══ EXERCISE DATA
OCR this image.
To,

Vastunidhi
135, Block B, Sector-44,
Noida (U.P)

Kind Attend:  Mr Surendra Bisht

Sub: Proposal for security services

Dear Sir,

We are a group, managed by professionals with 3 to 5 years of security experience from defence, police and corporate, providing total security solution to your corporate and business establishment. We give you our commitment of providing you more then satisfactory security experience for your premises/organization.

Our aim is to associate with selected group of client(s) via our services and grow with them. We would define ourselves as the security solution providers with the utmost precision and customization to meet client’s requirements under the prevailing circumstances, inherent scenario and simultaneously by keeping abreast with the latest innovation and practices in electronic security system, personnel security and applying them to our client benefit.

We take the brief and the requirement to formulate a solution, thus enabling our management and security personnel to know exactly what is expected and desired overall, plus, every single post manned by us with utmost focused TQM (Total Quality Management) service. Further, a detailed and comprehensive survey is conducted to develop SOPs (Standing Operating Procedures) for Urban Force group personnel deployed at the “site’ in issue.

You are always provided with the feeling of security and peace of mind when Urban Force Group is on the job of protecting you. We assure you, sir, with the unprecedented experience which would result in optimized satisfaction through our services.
════
Restate the data above word for word, please.

OCR this image.
To,

Vastunidhi
135, Block B, Sector-44,
Noida (U.P)

Kind Attend:  Mr Surendra Bisht

Sub: Proposal for security services

Dear Sir,

We are a group, managed by professionals with 3 to 5 years of security experience from defence, police and corporate, providing total security solution to your corporate and business establishment. We give you our commitment of providing you more then satisfactory security experience for your premises/organization.

Our aim is to associate with selected group of client(s) via our services and grow with them. We would define ourselves as the security solution providers with the utmost precision and customization to meet client’s requirements under the prevailing circumstances, inherent scenario and simultaneously by keeping abreast with the latest innovation and practices in electronic security system, personnel security and applying them to our client benefit.

We take the brief and the requirement to formulate a solution, thus enabling our management and security personnel to know exactly what is expected and desired overall, plus, every single post manned by us with utmost focused TQM (Total Quality Management) service. Further, a detailed and comprehensive survey is conducted to develop SOPs (Standing Operating Procedures) for Urban Force group personnel deployed at the “site’ in issue.

You are always provided with the feeling of security and peace of mind when Urban Force Group is on the job of protecting you. We assure you, sir, with the unprecedented experience which would result in optimized satisfaction through our services.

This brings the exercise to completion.